__Work to be completed__
Turn all of the material below into a numbered list, one line per item, and leave out the blank lines.
▼
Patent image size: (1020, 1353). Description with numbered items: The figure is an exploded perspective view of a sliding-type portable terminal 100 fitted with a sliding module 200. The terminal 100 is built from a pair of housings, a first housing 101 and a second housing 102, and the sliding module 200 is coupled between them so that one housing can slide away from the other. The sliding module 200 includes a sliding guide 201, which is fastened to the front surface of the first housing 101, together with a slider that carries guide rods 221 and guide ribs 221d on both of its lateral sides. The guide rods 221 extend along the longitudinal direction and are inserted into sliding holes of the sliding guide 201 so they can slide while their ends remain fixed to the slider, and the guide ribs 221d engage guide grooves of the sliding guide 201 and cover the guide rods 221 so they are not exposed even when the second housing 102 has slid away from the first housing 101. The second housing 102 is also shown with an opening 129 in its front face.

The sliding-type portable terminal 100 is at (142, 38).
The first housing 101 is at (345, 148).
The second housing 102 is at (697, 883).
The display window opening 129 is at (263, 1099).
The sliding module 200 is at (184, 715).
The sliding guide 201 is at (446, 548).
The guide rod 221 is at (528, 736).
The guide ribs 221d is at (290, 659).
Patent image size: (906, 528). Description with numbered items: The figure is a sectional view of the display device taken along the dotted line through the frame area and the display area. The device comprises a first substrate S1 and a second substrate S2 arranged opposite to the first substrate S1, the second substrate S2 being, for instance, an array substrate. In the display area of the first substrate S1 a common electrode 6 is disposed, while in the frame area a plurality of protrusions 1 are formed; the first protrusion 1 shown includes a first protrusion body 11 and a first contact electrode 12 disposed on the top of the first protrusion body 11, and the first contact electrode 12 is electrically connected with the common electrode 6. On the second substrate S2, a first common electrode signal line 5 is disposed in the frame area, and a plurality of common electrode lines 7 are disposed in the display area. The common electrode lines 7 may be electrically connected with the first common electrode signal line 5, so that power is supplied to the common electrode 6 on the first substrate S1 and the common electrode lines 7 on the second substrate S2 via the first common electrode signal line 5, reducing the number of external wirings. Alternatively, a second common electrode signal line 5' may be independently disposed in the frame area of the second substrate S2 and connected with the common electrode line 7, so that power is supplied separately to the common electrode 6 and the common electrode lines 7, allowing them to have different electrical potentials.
▲
__Complete response__
1. Patent image size: (1020, 1353). Description with numbered items: The figure is an exploded perspective view of a sliding-type portable terminal 100 fitted with a sliding module 200. The terminal 100 is built from a pair of housings, a first housing 101 and a second housing 102, and the sliding module 200 is coupled between them so that one housing can slide away from the other. The sliding module 200 includes a sliding guide 201, which is fastened to the front surface of the first housing 101, together with a slider that carries guide rods 221 and guide ribs 221d on both of its lateral sides. The guide rods 221 extend along the longitudinal direction and are inserted into sliding holes of the sliding guide 201 so they can slide while their ends remain fixed to the slider, and the guide ribs 221d engage guide grooves of the sliding guide 201 and cover the guide rods 221 so they are not exposed even when the second housing 102 has slid away from the first housing 101. The second housing 102 is also shown with an opening 129 in its front face.
2. The sliding-type portable terminal 100 is at (142, 38).
3. The first housing 101 is at (345, 148).
4. The second housing 102 is at (697, 883).
5. The display window opening 129 is at (263, 1099).
6. The sliding module 200 is at (184, 715).
7. The sliding guide 201 is at (446, 548).
8. The guide rod 221 is at (528, 736).
9. The guide ribs 221d is at (290, 659).
10. Patent image size: (906, 528). Description with numbered items: The figure is a sectional view of the display device taken along the dotted line through the frame area and the display area. The device comprises a first substrate S1 and a second substrate S2 arranged opposite to the first substrate S1, the second substrate S2 being, for instance, an array substrate. In the display area of the first substrate S1 a common electrode 6 is disposed, while in the frame area a plurality of protrusions 1 are formed; the first protrusion 1 shown includes a first protrusion body 11 and a first contact electrode 12 disposed on the top of the first protrusion body 11, and the first contact electrode 12 is electrically connected with the common electrode 6. On the second substrate S2, a first common electrode signal line 5 is disposed in the frame area, and a plurality of common electrode lines 7 are disposed in the display area. The common electrode lines 7 may be electrically connected with the first common electrode signal line 5, so that power is supplied to the common electrode 6 on the first substrate S1 and the common electrode lines 7 on the second substrate S2 via the first common electrode signal line 5, reducing the number of external wirings. Alternatively, a second common electrode signal line 5' may be independently disposed in the frame area of the second substrate S2 and connected with the common electrode line 7, so that power is supplied separately to the common electrode 6 and the common electrode lines 7, allowing them to have different electrical potentials.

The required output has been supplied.